### TASK INSTRUCTIONS
Your task is to copy every line of the entries that contains "Administrator".

## START MATERIAL PROVIDED

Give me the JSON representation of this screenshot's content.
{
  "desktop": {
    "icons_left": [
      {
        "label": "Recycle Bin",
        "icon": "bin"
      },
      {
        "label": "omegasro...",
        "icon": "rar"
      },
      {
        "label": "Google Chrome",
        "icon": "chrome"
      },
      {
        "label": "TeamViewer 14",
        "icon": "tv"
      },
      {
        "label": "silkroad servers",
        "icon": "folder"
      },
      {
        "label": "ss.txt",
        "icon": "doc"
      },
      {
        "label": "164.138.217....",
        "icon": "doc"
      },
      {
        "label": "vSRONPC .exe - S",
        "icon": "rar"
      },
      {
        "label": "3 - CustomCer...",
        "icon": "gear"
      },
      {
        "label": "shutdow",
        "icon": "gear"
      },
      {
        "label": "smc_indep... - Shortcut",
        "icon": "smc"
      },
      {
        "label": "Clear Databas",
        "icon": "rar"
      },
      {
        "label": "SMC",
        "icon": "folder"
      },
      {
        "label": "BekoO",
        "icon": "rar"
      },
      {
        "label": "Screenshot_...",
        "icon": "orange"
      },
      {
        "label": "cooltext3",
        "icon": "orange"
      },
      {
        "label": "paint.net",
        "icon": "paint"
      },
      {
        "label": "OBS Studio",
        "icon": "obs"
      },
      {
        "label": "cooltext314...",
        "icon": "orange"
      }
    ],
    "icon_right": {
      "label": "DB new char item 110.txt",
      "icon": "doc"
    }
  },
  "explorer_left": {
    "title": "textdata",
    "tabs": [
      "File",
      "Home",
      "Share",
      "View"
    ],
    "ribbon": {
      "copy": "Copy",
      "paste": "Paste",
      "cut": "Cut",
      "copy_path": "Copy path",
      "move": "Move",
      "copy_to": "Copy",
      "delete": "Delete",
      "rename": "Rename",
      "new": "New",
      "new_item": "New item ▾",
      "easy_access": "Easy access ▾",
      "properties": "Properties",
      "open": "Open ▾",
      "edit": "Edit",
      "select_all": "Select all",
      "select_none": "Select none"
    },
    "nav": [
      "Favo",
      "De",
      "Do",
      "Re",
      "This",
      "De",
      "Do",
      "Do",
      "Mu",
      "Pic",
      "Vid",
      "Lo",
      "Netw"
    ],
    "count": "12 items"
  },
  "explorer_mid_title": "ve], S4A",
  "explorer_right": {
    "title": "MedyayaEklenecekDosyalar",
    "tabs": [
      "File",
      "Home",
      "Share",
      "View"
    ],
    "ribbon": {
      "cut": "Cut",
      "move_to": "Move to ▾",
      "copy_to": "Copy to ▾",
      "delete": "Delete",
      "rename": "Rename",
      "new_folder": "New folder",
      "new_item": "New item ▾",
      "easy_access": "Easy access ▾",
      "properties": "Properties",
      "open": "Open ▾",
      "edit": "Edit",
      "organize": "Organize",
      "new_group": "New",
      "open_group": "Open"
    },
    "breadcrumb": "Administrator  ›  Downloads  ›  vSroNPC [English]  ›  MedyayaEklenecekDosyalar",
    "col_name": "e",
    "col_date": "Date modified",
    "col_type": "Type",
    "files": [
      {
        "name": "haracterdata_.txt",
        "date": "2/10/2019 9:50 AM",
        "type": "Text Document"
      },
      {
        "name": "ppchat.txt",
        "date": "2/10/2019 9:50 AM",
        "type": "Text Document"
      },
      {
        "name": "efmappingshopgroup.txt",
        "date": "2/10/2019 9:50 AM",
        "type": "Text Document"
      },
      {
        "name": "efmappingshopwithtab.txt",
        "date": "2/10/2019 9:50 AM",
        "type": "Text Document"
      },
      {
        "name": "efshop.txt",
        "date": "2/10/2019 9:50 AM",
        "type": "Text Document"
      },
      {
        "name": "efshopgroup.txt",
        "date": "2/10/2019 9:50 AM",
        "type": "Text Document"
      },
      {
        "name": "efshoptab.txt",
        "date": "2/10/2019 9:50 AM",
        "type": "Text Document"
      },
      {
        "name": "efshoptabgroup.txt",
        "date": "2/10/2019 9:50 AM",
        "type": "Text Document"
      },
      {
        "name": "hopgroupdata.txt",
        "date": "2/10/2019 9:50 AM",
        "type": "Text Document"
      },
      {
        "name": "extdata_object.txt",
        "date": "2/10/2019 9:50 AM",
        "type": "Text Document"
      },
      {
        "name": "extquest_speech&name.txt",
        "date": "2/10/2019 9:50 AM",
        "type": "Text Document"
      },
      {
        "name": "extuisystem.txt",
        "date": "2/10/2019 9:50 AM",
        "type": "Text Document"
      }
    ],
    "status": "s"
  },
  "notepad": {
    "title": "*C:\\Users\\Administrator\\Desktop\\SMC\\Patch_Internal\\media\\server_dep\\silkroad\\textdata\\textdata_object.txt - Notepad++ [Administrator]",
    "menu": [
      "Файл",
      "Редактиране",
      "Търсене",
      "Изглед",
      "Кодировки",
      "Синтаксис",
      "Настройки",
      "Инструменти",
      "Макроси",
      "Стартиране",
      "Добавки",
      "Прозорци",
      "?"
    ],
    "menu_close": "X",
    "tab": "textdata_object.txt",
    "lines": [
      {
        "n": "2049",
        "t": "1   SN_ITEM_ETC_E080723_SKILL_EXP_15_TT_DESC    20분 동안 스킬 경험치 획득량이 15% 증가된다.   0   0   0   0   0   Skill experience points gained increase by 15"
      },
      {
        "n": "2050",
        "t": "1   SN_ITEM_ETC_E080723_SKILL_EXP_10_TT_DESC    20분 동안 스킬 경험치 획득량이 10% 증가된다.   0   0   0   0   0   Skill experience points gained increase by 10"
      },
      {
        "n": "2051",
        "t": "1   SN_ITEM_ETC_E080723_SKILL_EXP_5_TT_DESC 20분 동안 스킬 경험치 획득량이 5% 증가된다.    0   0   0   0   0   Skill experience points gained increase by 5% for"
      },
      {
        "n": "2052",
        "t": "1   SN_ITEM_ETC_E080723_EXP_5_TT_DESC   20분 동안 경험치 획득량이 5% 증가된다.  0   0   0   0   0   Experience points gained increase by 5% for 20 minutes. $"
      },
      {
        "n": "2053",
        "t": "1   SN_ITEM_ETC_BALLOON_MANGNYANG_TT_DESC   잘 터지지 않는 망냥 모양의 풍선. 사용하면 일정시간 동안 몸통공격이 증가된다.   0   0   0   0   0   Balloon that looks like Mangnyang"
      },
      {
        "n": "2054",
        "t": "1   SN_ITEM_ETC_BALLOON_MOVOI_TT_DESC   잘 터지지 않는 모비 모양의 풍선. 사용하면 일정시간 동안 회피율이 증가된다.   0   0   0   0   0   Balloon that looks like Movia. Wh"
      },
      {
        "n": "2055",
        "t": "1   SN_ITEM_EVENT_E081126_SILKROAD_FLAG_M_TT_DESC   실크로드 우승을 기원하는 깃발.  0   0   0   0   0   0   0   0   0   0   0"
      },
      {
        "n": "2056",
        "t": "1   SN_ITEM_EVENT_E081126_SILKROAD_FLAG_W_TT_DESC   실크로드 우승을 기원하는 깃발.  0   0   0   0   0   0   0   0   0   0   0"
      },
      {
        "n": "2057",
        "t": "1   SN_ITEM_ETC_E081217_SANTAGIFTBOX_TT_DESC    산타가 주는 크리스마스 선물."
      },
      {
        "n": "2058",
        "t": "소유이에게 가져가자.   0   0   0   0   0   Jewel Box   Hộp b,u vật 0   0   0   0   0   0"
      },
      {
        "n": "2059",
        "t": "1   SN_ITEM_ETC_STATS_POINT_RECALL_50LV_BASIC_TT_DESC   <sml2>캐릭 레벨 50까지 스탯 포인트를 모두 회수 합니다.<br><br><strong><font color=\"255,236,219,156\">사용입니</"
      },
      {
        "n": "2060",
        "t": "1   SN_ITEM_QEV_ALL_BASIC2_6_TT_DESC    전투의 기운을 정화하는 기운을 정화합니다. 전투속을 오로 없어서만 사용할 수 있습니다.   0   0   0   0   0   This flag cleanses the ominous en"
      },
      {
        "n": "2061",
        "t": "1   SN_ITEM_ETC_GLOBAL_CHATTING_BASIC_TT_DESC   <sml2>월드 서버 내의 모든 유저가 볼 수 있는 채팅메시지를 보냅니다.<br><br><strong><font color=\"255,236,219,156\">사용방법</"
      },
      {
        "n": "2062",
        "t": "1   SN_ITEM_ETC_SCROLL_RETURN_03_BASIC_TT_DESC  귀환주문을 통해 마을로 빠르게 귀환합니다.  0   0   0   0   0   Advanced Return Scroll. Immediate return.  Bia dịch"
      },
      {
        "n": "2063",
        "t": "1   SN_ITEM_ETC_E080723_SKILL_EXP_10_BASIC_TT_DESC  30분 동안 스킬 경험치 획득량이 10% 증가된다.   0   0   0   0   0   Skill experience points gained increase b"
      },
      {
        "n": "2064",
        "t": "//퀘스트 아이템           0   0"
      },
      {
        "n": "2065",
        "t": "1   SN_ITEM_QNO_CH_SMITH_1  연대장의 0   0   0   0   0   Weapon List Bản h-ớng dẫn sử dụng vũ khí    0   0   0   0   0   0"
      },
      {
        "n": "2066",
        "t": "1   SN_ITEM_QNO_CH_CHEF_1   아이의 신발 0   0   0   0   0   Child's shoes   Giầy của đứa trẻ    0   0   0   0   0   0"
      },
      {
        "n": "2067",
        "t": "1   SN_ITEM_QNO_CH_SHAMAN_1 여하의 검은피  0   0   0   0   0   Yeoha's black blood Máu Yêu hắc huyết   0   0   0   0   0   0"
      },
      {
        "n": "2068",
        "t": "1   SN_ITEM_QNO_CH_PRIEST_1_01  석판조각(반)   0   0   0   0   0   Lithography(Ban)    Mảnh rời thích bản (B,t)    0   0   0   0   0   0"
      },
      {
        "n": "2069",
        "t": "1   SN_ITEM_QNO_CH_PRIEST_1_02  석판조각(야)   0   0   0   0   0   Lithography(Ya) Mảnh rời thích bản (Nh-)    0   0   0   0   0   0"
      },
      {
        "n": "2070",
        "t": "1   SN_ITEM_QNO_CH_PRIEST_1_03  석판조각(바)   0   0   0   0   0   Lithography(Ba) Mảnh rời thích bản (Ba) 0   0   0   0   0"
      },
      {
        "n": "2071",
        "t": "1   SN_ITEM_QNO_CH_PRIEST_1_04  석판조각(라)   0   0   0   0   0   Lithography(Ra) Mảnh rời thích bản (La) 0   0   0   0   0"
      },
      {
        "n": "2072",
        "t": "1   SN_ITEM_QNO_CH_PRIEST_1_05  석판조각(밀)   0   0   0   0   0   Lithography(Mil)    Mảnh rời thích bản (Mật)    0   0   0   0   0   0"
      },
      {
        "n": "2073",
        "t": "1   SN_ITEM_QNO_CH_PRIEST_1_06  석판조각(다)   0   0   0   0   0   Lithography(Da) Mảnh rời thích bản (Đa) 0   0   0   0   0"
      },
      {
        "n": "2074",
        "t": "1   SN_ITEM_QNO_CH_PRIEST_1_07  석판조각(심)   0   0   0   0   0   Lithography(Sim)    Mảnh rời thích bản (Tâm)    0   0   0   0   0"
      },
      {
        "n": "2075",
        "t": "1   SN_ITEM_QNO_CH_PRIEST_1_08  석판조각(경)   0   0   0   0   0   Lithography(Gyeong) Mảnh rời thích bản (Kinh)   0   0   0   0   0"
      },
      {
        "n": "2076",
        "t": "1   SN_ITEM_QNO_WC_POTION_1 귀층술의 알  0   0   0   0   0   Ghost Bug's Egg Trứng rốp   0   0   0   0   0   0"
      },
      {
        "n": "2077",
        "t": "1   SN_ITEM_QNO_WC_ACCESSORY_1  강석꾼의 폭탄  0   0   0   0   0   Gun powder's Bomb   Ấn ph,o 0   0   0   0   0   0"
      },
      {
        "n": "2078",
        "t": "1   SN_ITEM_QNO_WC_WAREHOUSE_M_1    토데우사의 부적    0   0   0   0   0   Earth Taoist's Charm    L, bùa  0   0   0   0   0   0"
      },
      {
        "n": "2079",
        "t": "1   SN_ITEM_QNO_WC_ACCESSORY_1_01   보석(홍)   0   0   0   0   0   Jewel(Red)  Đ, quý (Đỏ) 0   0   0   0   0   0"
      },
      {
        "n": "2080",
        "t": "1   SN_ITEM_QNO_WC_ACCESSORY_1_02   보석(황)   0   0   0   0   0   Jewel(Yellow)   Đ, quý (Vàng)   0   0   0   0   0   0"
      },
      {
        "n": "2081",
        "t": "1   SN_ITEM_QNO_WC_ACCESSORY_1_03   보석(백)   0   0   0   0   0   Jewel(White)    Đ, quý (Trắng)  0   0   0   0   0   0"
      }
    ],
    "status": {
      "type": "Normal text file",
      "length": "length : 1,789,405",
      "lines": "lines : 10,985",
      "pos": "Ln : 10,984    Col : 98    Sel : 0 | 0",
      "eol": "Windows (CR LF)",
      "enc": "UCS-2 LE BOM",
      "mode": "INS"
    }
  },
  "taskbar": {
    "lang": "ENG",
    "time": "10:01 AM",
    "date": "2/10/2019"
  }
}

## END MATERIAL PROVIDED

### SOLVED EXERCISE
    "breadcrumb": "Administrator  ›  Downloads  ›  vSroNPC [English]  ›  MedyayaEklenecekDosyalar",
    "title": "*C:\\Users\\Administrator\\Desktop\\SMC\\Patch_Internal\\media\\server_dep\\silkroad\\textdata\\textdata_object.txt - Notepad++ [Administrator]",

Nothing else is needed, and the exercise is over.